**WHAT IS EXPECTED:** Provide only the number of lines in the listing that contain the string "从中国出发的全球史".

**INPUT:**
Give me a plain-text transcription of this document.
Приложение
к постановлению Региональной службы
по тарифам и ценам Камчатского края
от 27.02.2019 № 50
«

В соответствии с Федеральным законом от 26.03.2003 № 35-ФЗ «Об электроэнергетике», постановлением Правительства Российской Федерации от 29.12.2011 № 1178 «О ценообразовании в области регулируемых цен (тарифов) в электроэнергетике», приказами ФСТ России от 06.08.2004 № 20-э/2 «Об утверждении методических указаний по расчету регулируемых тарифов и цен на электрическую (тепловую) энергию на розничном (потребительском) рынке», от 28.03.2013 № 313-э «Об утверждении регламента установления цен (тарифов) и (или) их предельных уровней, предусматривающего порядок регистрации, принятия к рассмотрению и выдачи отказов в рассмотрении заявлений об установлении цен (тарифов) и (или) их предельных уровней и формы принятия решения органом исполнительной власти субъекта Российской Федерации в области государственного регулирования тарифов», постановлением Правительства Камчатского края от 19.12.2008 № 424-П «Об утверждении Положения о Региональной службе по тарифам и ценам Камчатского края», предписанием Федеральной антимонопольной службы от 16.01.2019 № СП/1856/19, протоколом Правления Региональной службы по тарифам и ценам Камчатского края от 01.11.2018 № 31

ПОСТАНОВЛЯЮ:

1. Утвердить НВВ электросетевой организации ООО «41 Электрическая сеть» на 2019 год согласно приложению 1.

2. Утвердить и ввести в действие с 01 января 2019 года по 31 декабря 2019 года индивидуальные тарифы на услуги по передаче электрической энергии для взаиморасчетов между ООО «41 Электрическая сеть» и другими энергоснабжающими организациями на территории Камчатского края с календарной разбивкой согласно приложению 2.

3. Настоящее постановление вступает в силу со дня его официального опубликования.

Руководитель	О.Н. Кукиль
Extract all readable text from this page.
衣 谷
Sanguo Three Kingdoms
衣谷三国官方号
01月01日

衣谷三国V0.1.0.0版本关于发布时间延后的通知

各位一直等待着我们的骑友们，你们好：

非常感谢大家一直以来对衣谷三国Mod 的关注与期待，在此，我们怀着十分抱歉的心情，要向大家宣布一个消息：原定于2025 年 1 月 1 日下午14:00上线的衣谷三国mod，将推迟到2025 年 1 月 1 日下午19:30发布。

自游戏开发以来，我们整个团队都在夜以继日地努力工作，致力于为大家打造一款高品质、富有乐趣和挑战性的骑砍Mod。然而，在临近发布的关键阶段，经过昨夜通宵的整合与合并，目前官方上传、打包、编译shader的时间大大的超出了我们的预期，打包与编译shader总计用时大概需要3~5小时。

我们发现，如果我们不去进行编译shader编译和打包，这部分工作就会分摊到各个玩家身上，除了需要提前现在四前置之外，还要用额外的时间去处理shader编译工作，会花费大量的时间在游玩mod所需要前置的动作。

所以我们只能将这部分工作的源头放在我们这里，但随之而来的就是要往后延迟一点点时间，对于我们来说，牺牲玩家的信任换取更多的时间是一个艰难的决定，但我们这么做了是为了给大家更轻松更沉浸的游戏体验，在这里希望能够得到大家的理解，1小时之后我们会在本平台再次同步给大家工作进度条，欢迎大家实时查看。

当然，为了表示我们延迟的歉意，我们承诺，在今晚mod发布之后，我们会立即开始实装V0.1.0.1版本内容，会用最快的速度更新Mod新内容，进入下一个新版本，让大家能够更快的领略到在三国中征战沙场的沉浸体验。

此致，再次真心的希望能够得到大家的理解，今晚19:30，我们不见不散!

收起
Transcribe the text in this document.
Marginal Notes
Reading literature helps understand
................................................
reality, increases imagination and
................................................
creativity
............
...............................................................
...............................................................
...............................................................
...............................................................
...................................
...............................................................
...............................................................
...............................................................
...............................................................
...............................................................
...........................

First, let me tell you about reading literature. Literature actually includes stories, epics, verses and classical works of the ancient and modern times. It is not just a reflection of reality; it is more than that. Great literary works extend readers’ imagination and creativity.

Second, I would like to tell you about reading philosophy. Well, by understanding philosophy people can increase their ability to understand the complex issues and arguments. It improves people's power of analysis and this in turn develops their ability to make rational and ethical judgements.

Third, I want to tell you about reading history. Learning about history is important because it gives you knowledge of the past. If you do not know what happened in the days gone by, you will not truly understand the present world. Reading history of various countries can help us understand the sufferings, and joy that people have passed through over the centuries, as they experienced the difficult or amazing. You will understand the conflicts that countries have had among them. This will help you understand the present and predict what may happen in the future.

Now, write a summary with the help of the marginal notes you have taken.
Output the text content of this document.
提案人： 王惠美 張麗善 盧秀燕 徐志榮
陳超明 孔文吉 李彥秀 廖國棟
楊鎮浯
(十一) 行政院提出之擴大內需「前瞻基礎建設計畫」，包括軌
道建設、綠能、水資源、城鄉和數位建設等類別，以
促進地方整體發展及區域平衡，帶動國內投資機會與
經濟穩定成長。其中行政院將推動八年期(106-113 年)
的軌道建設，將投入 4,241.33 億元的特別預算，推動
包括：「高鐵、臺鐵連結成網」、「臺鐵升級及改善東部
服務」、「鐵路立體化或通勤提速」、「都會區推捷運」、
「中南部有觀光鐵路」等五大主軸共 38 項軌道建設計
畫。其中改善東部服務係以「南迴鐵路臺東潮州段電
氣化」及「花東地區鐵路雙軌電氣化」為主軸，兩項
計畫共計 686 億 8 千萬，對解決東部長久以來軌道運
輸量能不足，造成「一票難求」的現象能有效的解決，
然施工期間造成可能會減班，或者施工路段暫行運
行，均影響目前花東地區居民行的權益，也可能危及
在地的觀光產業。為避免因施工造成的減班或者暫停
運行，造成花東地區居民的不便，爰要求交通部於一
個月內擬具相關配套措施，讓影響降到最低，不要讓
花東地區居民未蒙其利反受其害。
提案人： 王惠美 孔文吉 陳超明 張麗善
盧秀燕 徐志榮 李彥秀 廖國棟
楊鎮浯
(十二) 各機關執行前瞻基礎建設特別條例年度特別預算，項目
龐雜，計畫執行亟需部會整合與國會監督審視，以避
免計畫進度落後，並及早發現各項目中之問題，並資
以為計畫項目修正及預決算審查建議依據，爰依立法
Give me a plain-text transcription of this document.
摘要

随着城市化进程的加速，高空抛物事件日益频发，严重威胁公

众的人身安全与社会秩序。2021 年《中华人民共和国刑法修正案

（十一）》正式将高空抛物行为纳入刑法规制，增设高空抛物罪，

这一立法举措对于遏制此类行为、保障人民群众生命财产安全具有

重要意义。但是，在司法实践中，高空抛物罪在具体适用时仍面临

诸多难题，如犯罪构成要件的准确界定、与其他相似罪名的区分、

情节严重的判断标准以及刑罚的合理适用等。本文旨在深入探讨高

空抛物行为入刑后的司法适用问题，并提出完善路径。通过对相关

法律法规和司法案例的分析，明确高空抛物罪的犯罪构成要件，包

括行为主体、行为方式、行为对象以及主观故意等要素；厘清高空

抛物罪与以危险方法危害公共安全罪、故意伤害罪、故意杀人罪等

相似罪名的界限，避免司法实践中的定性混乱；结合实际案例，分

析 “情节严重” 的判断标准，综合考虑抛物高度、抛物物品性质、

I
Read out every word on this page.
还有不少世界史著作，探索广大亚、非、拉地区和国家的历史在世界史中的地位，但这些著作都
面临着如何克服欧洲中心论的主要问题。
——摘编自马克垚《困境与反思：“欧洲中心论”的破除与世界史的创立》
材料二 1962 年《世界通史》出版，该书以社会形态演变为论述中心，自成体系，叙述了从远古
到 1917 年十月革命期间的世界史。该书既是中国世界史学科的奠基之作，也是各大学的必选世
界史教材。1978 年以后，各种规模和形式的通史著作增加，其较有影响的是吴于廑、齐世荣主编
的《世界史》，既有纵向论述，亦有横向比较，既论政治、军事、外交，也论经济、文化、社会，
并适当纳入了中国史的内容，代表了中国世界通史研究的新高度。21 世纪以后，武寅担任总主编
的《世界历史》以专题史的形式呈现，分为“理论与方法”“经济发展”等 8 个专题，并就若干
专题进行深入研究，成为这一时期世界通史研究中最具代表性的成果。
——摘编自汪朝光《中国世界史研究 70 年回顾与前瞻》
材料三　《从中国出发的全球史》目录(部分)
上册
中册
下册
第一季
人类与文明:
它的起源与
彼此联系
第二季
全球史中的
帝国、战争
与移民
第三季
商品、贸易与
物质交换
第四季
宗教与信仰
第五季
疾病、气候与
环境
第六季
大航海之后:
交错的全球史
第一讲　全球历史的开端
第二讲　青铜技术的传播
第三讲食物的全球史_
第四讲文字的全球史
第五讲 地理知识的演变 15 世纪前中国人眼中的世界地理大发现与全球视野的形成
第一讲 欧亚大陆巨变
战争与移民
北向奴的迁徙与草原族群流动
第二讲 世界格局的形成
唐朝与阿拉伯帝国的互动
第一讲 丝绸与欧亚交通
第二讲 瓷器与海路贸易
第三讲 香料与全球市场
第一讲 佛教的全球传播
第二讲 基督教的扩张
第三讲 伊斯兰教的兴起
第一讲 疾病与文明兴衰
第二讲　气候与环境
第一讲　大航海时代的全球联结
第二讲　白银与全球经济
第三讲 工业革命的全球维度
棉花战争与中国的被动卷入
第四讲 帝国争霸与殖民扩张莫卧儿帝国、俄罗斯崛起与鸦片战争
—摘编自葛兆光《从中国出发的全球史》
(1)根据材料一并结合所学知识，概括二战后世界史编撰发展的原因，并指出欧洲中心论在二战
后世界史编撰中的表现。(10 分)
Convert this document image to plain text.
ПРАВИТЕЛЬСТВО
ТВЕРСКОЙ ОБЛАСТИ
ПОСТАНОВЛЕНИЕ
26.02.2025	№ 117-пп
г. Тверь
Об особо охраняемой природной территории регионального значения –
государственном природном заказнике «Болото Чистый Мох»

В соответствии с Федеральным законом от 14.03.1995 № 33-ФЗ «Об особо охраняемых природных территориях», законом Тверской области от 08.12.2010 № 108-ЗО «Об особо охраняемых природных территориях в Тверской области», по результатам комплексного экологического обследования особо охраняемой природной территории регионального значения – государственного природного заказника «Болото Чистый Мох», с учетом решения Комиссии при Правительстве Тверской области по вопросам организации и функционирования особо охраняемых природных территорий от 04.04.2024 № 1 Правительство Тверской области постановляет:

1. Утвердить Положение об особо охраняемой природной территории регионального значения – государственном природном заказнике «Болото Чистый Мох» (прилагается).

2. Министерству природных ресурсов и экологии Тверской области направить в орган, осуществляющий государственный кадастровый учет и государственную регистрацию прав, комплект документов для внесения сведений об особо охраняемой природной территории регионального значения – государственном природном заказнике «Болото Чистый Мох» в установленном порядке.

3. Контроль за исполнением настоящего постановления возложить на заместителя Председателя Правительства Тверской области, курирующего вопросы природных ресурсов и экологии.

**EXERCISE ANSWER:** 2